=== JOB ===
Look through the material below and give the number of lines holding "label", with no other words.

○ ○ ○ ○ ○

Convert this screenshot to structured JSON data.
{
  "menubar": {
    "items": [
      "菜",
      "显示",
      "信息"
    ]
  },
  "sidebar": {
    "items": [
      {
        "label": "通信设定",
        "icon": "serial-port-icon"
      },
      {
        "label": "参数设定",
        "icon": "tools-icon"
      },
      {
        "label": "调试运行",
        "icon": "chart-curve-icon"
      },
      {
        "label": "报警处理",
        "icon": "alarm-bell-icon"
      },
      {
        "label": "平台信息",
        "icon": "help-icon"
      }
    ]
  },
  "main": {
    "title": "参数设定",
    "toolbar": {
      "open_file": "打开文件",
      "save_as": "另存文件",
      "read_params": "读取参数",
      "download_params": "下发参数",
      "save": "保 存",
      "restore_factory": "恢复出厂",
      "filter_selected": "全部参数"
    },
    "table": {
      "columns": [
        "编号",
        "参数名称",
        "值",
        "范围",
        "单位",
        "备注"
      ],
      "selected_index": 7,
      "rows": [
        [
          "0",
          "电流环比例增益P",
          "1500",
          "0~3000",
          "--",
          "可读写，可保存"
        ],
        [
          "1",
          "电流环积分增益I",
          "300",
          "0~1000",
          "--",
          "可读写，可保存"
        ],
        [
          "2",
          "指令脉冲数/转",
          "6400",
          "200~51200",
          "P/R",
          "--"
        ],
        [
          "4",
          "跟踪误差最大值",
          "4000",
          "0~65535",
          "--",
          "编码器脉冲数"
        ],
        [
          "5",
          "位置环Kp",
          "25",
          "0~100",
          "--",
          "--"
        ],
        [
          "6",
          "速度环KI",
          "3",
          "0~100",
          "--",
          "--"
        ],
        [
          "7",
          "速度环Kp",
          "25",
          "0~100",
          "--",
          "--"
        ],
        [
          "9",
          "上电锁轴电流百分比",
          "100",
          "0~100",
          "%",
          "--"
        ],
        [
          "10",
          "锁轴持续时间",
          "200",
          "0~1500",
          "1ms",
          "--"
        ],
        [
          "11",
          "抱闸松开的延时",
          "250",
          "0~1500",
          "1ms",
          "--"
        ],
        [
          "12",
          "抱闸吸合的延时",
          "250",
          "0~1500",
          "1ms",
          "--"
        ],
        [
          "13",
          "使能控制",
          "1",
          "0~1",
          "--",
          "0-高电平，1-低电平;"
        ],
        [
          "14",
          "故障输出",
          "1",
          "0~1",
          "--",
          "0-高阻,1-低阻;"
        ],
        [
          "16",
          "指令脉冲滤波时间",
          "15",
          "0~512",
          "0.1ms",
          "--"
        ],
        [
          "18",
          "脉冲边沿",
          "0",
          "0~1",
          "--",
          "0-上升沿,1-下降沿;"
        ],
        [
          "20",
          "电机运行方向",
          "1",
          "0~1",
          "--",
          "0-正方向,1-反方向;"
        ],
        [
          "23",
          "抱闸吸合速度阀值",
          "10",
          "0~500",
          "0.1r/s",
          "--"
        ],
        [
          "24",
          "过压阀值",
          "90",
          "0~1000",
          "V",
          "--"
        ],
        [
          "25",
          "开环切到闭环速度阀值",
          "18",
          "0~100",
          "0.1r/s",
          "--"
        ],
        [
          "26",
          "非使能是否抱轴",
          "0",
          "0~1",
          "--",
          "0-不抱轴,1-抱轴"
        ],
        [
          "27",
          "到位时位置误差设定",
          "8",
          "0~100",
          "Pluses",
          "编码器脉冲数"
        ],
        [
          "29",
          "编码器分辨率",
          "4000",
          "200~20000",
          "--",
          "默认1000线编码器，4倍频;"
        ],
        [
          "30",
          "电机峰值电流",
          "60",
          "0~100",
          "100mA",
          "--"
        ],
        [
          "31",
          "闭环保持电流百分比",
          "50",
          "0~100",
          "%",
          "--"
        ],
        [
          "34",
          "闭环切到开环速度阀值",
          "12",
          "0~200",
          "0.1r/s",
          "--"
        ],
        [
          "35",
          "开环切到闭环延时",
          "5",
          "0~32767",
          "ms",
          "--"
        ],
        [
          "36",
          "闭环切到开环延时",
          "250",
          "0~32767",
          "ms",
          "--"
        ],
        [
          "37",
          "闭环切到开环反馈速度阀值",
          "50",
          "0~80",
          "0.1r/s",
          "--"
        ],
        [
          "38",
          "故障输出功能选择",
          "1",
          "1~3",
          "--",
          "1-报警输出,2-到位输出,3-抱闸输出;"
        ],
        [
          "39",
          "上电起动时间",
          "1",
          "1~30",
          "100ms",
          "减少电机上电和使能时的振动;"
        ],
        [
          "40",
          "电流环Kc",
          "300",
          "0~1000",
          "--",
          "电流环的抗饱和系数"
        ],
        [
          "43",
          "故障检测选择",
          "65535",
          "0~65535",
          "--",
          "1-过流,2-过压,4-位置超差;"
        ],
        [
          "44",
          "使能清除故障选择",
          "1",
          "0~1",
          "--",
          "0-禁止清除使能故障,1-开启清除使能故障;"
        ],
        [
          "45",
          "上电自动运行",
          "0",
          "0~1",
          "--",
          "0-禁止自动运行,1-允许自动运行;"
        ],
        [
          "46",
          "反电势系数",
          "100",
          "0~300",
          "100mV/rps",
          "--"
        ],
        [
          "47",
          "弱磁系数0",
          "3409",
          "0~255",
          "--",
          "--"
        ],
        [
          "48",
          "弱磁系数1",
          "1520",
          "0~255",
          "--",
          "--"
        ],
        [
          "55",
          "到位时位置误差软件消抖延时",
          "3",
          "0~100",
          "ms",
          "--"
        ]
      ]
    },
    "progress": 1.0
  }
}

○ ○ ○ ○ ○

=== TASK RESPONSE ===
5